## [What to do]
Write out all of the lines below, exactly and completely.

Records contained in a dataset
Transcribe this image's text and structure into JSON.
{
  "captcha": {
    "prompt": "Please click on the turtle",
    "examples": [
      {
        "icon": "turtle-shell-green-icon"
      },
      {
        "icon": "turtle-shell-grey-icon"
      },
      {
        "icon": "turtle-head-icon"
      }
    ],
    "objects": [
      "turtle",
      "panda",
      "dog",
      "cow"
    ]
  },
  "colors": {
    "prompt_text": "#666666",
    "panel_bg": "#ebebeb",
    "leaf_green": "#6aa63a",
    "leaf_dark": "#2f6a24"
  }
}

## [Task response]
Transcribe this image's text and structure into JSON.
{
  "captcha": {
    "prompt": "Please click on the turtle",
    "examples": [
      {
        "icon": "turtle-shell-green-icon"
      },
      {
        "icon": "turtle-shell-grey-icon"
      },
      {
        "icon": "turtle-head-icon"
      }
    ],
    "objects": [
      "turtle",
      "panda",
      "dog",
      "cow"
    ]
  },
  "colors": {
    "prompt_text": "#666666",
    "panel_bg": "#ebebeb",
    "leaf_green": "#6aa63a",
    "leaf_dark": "#2f6a24"
  }
}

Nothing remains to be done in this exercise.